ЗАДАНИЕ — Перепечатайте без изменений фрагмент текста о транснационализме и миграции, начиная со слов «Транснациональные исследования чаще» и продолжая до слов «возвращения и собственной реинтеграции82.» включительно.
──────── ТЕКСТ ДЛЯ ЧТЕНИЯ ────────
Транснациональные исследования чаще всего рассматривают феномен миграции в глобальном масштабе, и тогда речь идет о формировании транснациональных институтов, наднациональных финансовых или людских потоках и прочее80. В то же время открытием концепции стало признание того, что транснационализм работает на уровне повседневности, и вместе с людьми перемещаются вещи, идеи, мода, паттерны поведения и т. д.81 Например, согласно отдельным исследованиям, мигранты регулярно передают различные вещи из места миграции домой, чем, по сути, производят свой социальный статус в домашнем сообществе и тем самым готовят почву для возвращения и собственной реинтеграции82.

В своей статье я хочу, оставаясь в концептуальных рамках транснационализма, сфокусироваться на микромасштабе и поразмышлять о том, как мигранты в своей повседневной жизни, сталкиваясь с разными контекстами, вынуждены конструировать и совмещать несколько социальных миров и реальностей. Этот масштаб предполагает работу с мелкими, как правило, незначимыми вне локальных контекстов и ситуаций деталями. Тем не менее зачастую внимание к этим деталям позволяет увидеть некоторые правила и принципы взаимодействия, происходящего между людьми, расшифровать их социальные картины мира и пр.83 Здесь в качестве примера я хочу привести два наблюдения, которые я зафиксировала в ходе многолетних исследований миграции в Петербурге84.
──────── НАБОР ДАННЫХ ────────
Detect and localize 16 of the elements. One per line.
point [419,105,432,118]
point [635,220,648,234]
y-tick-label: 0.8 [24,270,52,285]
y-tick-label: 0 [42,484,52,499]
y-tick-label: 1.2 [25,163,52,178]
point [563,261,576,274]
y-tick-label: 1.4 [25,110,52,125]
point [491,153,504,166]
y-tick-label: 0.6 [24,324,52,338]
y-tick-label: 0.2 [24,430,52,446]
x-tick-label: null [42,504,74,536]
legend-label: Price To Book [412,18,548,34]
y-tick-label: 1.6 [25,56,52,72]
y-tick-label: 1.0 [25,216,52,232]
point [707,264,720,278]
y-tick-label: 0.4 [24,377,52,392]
────────
РЕШЕНИЕ ЗАДАНИЯ —
Транснациональные исследования чаще всего рассматривают феномен миграции в глобальном масштабе, и тогда речь идет о формировании транснациональных институтов, наднациональных финансовых или людских потоках и прочее80. В то же время открытием концепции стало признание того, что транснационализм работает на уровне повседневности, и вместе с людьми перемещаются вещи, идеи, мода, паттерны поведения и т. д.81 Например, согласно отдельным исследованиям, мигранты регулярно передают различные вещи из места миграции домой, чем, по сути, производят свой социальный статус в домашнем сообществе и тем самым готовят почву для возвращения и собственной реинтеграции82.